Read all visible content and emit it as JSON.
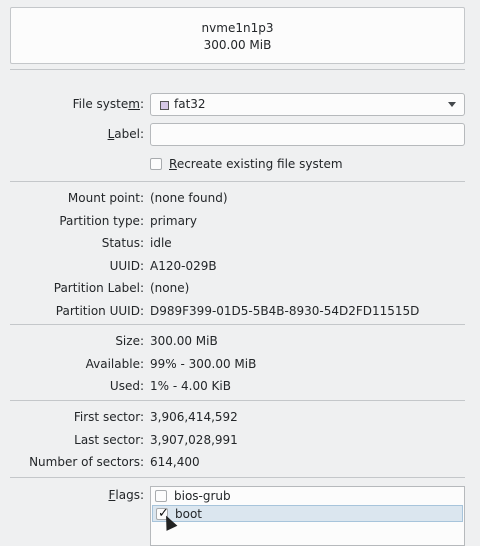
{
  "header": {
    "device": "nvme1n1p3",
    "size": "300.00 MiB"
  },
  "filesystem": {
    "label": "File system:",
    "value": "fat32",
    "swatch_color": "#d6c8e6"
  },
  "label_field": {
    "label": "Label:",
    "value": ""
  },
  "recreate": {
    "label": "Recreate existing file system",
    "checked": false
  },
  "info": [
    {
      "label": "Mount point:",
      "value": "(none found)"
    },
    {
      "label": "Partition type:",
      "value": "primary"
    },
    {
      "label": "Status:",
      "value": "idle"
    },
    {
      "label": "UUID:",
      "value": "A120-029B"
    },
    {
      "label": "Partition Label:",
      "value": "(none)"
    },
    {
      "label": "Partition UUID:",
      "value": "D989F399-01D5-5B4B-8930-54D2FD11515D"
    }
  ],
  "usage": [
    {
      "label": "Size:",
      "value": "300.00 MiB"
    },
    {
      "label": "Available:",
      "value": "99% - 300.00 MiB"
    },
    {
      "label": "Used:",
      "value": "1% - 4.00 KiB"
    }
  ],
  "sectors": [
    {
      "label": "First sector:",
      "value": "3,906,414,592"
    },
    {
      "label": "Last sector:",
      "value": "3,907,028,991"
    },
    {
      "label": "Number of sectors:",
      "value": "614,400"
    }
  ],
  "flags": {
    "label": "Flags:",
    "items": [
      {
        "name": "bios-grub",
        "checked": false
      },
      {
        "name": "boot",
        "checked": true,
        "checkmark": "✓"
      }
    ]
  }
}
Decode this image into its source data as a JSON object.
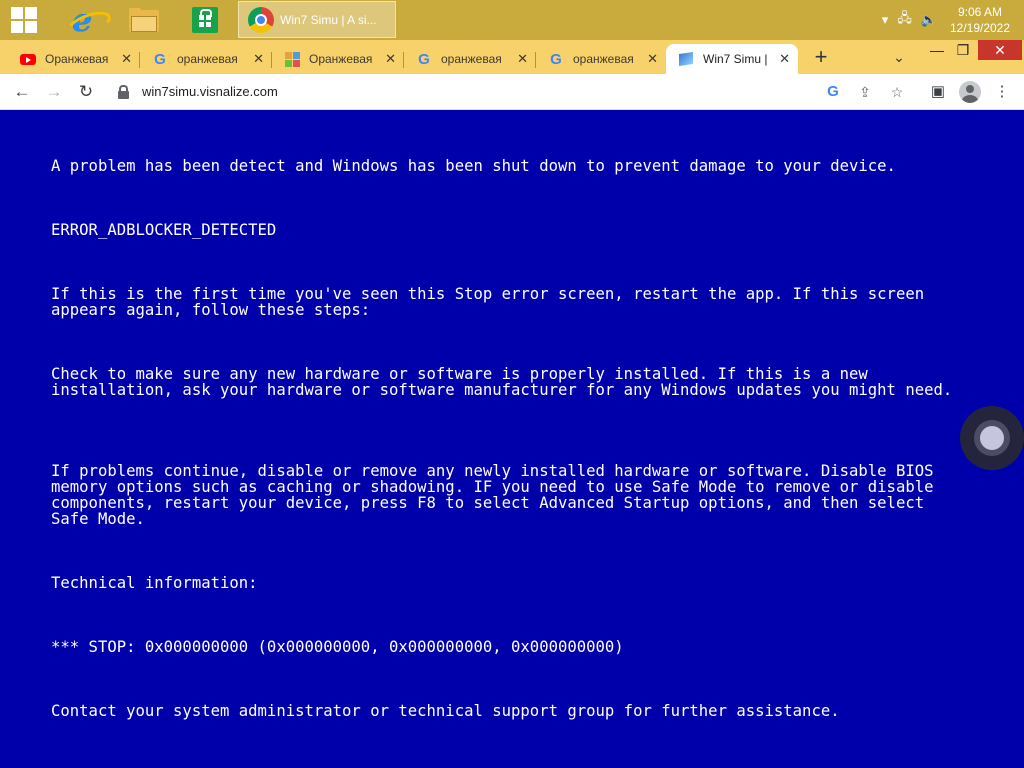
{
  "taskbar": {
    "pinned": [
      {
        "name": "windows-start-icon"
      },
      {
        "name": "internet-explorer-icon",
        "glyph": "e"
      },
      {
        "name": "file-explorer-icon"
      },
      {
        "name": "store-icon"
      }
    ],
    "active_window_label": "Win7 Simu | A si...",
    "clock_time": "9:06 AM",
    "clock_date": "12/19/2022",
    "tray_icons": [
      "chevron-up-icon",
      "network-icon",
      "volume-icon"
    ],
    "colors": {
      "taskbar_bg": "#c9aa3d",
      "tabstrip_bg": "#f7d26b"
    }
  },
  "browser": {
    "tabs": [
      {
        "label": "Оранжевая",
        "favicon": "youtube-icon"
      },
      {
        "label": "оранжевая",
        "favicon": "google-icon"
      },
      {
        "label": "Оранжевая",
        "favicon": "multicolor-icon"
      },
      {
        "label": "оранжевая",
        "favicon": "google-icon"
      },
      {
        "label": "оранжевая",
        "favicon": "google-icon"
      },
      {
        "label": "Win7 Simu |",
        "favicon": "win7-icon",
        "active": true
      }
    ],
    "new_tab_symbol": "+",
    "url": "win7simu.visnalize.com",
    "window_controls": {
      "minimize": "—",
      "restore": "❐",
      "close": "✕"
    }
  },
  "bsod": {
    "background": "#0000aa",
    "line1": "A problem has been detect and Windows has been shut down to prevent damage to your device.",
    "error_code": "ERROR_ADBLOCKER_DETECTED",
    "para1": "If this is the first time you've seen this Stop error screen, restart the app. If this screen appears again, follow these steps:",
    "para2": "Check to make sure any new hardware or software is properly installed. If this is a new installation, ask your hardware or software manufacturer for any Windows updates you might need.",
    "para3": "If problems continue, disable or remove any newly installed hardware or software. Disable BIOS memory options such as caching or shadowing. IF you need to use Safe Mode to remove or disable components, restart your device, press F8 to select Advanced Startup options, and then select Safe Mode.",
    "tech_heading": "Technical information:",
    "stop_line": "*** STOP: 0x000000000 (0x000000000, 0x000000000, 0x000000000)",
    "contact": "Contact your system administrator or technical support group for further assistance."
  }
}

──────

Exercise :: Omit pictures; set down the rest of the material word for word.

The response ::
Read all visible content and emit it as JSON.
{
  "header": {
    "device": "nvme1n1p3",
    "size": "300.00 MiB"
  },
  "filesystem": {
    "label": "File system:",
    "value": "fat32",
    "swatch_color": "#d6c8e6"
  },
  "label_field": {
    "label": "Label:",
    "value": ""
  },
  "recreate": {
    "label": "Recreate existing file system",
    "checked": false
  },
  "info": [
    {
      "label": "Mount point:",
      "value": "(none found)"
    },
    {
      "label": "Partition type:",
      "value": "primary"
    },
    {
      "label": "Status:",
      "value": "idle"
    },
    {
      "label": "UUID:",
      "value": "A120-029B"
    },
    {
      "label": "Partition Label:",
      "value": "(none)"
    },
    {
      "label": "Partition UUID:",
      "value": "D989F399-01D5-5B4B-8930-54D2FD11515D"
    }
  ],
  "usage": [
    {
      "label": "Size:",
      "value": "300.00 MiB"
    },
    {
      "label": "Available:",
      "value": "99% - 300.00 MiB"
    },
    {
      "label": "Used:",
      "value": "1% - 4.00 KiB"
    }
  ],
  "sectors": [
    {
      "label": "First sector:",
      "value": "3,906,414,592"
    },
    {
      "label": "Last sector:",
      "value": "3,907,028,991"
    },
    {
      "label": "Number of sectors:",
      "value": "614,400"
    }
  ],
  "flags": {
    "label": "Flags:",
    "items": [
      {
        "name": "bios-grub",
        "checked": false
      },
      {
        "name": "boot",
        "checked": true,
        "checkmark": "✓"
      }
    ]
  }
}
Decode this image into its source data as a JSON object.
{
  "taskbar": {
    "pinned": [
      {
        "name": "windows-start-icon"
      },
      {
        "name": "internet-explorer-icon",
        "glyph": "e"
      },
      {
        "name": "file-explorer-icon"
      },
      {
        "name": "store-icon"
      }
    ],
    "active_window_label": "Win7 Simu | A si...",
    "clock_time": "9:06 AM",
    "clock_date": "12/19/2022",
    "tray_icons": [
      "chevron-up-icon",
      "network-icon",
      "volume-icon"
    ],
    "colors": {
      "taskbar_bg": "#c9aa3d",
      "tabstrip_bg": "#f7d26b"
    }
  },
  "browser": {
    "tabs": [
      {
        "label": "Оранжевая",
        "favicon": "youtube-icon"
      },
      {
        "label": "оранжевая",
        "favicon": "google-icon"
      },
      {
        "label": "Оранжевая",
        "favicon": "multicolor-icon"
      },
      {
        "label": "оранжевая",
        "favicon": "google-icon"
      },
      {
        "label": "оранжевая",
        "favicon": "google-icon"
      },
      {
        "label": "Win7 Simu |",
        "favicon": "win7-icon",
        "active": true
      }
    ],
    "new_tab_symbol": "+",
    "url": "win7simu.visnalize.com",
    "window_controls": {
      "minimize": "—",
      "restore": "❐",
      "close": "✕"
    }
  },
  "bsod": {
    "background": "#0000aa",
    "line1": "A problem has been detect and Windows has been shut down to prevent damage to your device.",
    "error_code": "ERROR_ADBLOCKER_DETECTED",
    "para1": "If this is the first time you've seen this Stop error screen, restart the app. If this screen appears again, follow these steps:",
    "para2": "Check to make sure any new hardware or software is properly installed. If this is a new installation, ask your hardware or software manufacturer for any Windows updates you might need.",
    "para3": "If problems continue, disable or remove any newly installed hardware or software. Disable BIOS memory options such as caching or shadowing. IF you need to use Safe Mode to remove or disable components, restart your device, press F8 to select Advanced Startup options, and then select Safe Mode.",
    "tech_heading": "Technical information:",
    "stop_line": "*** STOP: 0x000000000 (0x000000000, 0x000000000, 0x000000000)",
    "contact": "Contact your system administrator or technical support group for further assistance."
  }
}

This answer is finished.